--- start SUPPLIED RECORDS ---
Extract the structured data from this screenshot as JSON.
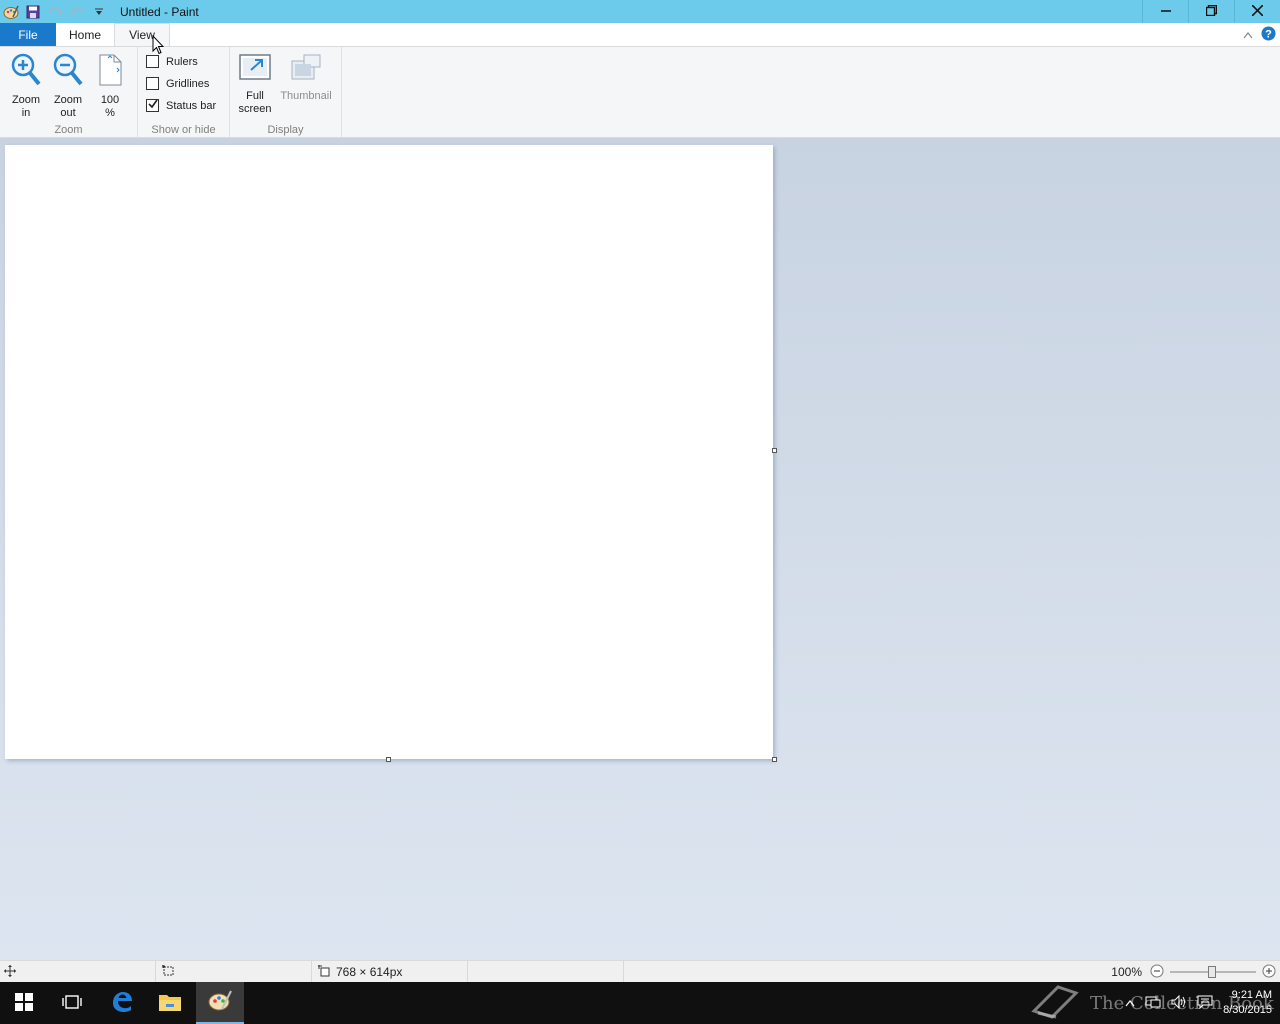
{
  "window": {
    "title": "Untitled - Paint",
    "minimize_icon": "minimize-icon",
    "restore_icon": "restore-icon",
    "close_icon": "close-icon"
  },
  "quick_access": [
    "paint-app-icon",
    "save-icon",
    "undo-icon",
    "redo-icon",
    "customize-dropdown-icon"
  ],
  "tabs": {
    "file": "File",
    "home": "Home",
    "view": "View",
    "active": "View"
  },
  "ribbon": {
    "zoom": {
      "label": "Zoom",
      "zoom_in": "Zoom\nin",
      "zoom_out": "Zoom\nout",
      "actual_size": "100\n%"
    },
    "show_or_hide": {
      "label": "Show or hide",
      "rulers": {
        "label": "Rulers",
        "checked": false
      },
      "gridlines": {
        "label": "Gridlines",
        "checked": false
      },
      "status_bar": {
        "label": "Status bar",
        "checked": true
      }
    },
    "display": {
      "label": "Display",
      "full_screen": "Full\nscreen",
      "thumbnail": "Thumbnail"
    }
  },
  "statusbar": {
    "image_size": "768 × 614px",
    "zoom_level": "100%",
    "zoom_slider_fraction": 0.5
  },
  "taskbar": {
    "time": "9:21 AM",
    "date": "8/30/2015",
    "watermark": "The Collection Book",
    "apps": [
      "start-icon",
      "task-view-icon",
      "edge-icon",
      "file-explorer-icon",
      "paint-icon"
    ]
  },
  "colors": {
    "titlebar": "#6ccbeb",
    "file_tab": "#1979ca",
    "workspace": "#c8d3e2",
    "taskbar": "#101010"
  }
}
--- end SUPPLIED RECORDS ---
--- start SUPPLIED RECORDS ---
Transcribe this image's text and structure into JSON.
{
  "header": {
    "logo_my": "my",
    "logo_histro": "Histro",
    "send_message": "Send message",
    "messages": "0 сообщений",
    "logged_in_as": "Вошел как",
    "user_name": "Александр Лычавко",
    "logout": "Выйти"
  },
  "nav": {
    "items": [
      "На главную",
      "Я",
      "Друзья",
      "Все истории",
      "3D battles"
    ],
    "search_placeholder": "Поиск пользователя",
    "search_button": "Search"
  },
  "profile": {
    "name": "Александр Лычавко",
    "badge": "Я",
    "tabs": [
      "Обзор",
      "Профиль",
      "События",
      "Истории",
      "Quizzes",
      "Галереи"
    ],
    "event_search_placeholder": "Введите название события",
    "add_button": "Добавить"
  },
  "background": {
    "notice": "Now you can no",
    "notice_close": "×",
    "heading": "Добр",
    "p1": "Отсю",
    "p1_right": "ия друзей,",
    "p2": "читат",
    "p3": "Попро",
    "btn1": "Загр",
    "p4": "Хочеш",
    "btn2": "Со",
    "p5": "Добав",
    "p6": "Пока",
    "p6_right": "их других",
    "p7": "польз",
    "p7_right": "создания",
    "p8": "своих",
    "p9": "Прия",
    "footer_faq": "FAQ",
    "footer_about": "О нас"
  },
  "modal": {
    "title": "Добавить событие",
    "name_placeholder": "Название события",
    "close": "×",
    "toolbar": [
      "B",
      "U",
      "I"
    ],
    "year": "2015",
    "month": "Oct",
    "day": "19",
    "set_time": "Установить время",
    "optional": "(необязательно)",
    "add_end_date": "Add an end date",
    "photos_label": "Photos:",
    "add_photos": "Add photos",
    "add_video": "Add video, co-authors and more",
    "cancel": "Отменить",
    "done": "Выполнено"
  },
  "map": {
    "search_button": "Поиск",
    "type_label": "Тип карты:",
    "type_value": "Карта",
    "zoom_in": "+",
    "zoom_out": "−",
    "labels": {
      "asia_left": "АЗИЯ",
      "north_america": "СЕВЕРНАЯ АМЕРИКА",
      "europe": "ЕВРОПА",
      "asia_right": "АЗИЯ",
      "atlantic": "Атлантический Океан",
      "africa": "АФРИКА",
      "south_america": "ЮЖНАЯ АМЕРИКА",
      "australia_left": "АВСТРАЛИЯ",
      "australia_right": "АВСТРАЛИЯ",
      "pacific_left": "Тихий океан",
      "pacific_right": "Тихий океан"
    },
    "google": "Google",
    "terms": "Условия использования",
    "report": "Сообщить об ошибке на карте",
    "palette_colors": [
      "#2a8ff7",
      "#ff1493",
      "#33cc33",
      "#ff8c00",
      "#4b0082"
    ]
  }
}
--- end SUPPLIED RECORDS ---
> _YOUR TASK_: Take every line from the data above that holds "АМЕРИКА" and copy it out.

> _REPLY TO THE TASK_:
      "north_america": "СЕВЕРНАЯ АМЕРИКА",
      "south_america": "ЮЖНАЯ АМЕРИКА",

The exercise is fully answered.